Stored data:
══════════
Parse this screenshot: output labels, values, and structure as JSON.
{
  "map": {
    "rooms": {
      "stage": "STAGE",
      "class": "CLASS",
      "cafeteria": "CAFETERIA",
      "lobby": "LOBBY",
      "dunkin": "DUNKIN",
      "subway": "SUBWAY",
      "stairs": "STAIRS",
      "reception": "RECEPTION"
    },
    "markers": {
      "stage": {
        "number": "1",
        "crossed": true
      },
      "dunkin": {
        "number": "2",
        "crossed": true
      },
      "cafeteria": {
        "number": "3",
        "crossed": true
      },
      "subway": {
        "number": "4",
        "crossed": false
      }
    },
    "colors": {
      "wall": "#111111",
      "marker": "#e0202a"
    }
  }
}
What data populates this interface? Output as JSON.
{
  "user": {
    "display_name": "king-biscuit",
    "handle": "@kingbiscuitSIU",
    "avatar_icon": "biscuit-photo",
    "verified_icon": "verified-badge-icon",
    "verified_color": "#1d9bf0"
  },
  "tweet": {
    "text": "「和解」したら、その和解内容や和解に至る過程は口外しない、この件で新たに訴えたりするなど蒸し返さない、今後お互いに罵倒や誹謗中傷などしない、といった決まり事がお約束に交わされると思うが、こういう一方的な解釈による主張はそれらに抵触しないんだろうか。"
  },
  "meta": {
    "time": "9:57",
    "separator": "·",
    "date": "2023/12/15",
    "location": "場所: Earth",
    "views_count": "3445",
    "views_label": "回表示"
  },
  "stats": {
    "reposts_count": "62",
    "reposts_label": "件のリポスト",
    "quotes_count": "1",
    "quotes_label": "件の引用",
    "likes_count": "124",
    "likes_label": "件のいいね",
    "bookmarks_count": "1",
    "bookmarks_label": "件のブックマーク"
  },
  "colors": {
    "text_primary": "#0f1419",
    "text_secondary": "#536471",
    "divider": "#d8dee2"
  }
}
══════════
> _WHAT TO DO_: The records above are to be repeated exactly, in their entirety.

> _RIGHT ANSWER_:
Parse this screenshot: output labels, values, and structure as JSON.
{
  "map": {
    "rooms": {
      "stage": "STAGE",
      "class": "CLASS",
      "cafeteria": "CAFETERIA",
      "lobby": "LOBBY",
      "dunkin": "DUNKIN",
      "subway": "SUBWAY",
      "stairs": "STAIRS",
      "reception": "RECEPTION"
    },
    "markers": {
      "stage": {
        "number": "1",
        "crossed": true
      },
      "dunkin": {
        "number": "2",
        "crossed": true
      },
      "cafeteria": {
        "number": "3",
        "crossed": true
      },
      "subway": {
        "number": "4",
        "crossed": false
      }
    },
    "colors": {
      "wall": "#111111",
      "marker": "#e0202a"
    }
  }
}
What data populates this interface? Output as JSON.
{
  "user": {
    "display_name": "king-biscuit",
    "handle": "@kingbiscuitSIU",
    "avatar_icon": "biscuit-photo",
    "verified_icon": "verified-badge-icon",
    "verified_color": "#1d9bf0"
  },
  "tweet": {
    "text": "「和解」したら、その和解内容や和解に至る過程は口外しない、この件で新たに訴えたりするなど蒸し返さない、今後お互いに罵倒や誹謗中傷などしない、といった決まり事がお約束に交わされると思うが、こういう一方的な解釈による主張はそれらに抵触しないんだろうか。"
  },
  "meta": {
    "time": "9:57",
    "separator": "·",
    "date": "2023/12/15",
    "location": "場所: Earth",
    "views_count": "3445",
    "views_label": "回表示"
  },
  "stats": {
    "reposts_count": "62",
    "reposts_label": "件のリポスト",
    "quotes_count": "1",
    "quotes_label": "件の引用",
    "likes_count": "124",
    "likes_label": "件のいいね",
    "bookmarks_count": "1",
    "bookmarks_label": "件のブックマーク"
  },
  "colors": {
    "text_primary": "#0f1419",
    "text_secondary": "#536471",
    "divider": "#d8dee2"
  }
}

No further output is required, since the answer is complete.